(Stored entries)
-- -- --

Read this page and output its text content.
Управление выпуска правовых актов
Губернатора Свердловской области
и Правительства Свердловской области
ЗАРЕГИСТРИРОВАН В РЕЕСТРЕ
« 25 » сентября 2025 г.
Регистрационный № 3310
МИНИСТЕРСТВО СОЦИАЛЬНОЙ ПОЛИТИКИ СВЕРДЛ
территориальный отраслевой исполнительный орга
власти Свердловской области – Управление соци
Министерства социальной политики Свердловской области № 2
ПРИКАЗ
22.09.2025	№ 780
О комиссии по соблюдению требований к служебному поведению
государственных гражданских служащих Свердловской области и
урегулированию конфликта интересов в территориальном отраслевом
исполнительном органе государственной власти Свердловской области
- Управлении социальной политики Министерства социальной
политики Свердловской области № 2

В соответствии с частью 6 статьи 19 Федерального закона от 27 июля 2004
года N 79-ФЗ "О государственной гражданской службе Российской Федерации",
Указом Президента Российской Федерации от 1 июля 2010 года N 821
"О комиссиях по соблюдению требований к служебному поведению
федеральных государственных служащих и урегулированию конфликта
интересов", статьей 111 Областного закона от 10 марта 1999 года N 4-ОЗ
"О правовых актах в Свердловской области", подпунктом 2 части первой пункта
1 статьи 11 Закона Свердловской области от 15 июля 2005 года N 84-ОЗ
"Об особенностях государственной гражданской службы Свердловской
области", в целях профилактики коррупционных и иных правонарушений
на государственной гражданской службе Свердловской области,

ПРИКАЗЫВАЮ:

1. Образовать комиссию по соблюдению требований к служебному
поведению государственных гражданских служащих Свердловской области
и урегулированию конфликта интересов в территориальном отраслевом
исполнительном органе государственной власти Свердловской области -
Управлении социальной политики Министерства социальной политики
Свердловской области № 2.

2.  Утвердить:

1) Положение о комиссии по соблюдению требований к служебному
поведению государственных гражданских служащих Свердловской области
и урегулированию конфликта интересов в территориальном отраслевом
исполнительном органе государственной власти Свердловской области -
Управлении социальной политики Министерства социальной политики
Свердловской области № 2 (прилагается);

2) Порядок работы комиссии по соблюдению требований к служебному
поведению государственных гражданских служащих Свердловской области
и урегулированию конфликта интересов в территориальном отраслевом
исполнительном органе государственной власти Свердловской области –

-- -- --

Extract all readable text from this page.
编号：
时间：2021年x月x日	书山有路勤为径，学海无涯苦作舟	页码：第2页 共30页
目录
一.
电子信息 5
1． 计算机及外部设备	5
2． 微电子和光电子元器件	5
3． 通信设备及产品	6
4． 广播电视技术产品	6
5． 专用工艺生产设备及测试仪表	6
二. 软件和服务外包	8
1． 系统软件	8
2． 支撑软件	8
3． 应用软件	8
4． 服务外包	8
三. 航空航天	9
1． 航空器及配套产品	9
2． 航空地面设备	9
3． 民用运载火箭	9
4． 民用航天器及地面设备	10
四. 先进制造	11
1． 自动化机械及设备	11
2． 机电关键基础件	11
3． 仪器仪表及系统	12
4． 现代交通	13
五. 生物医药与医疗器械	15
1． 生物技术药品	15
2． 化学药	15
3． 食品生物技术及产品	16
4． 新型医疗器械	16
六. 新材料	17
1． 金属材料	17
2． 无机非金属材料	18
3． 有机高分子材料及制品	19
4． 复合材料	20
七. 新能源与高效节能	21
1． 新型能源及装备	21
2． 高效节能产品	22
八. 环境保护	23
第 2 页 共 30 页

-- -- --

__Work to do__:
Pick out every line of the listing containing the word "this", and show those lines.

__Result below__:
Read this page and output its text content.
Extract all readable text from this page.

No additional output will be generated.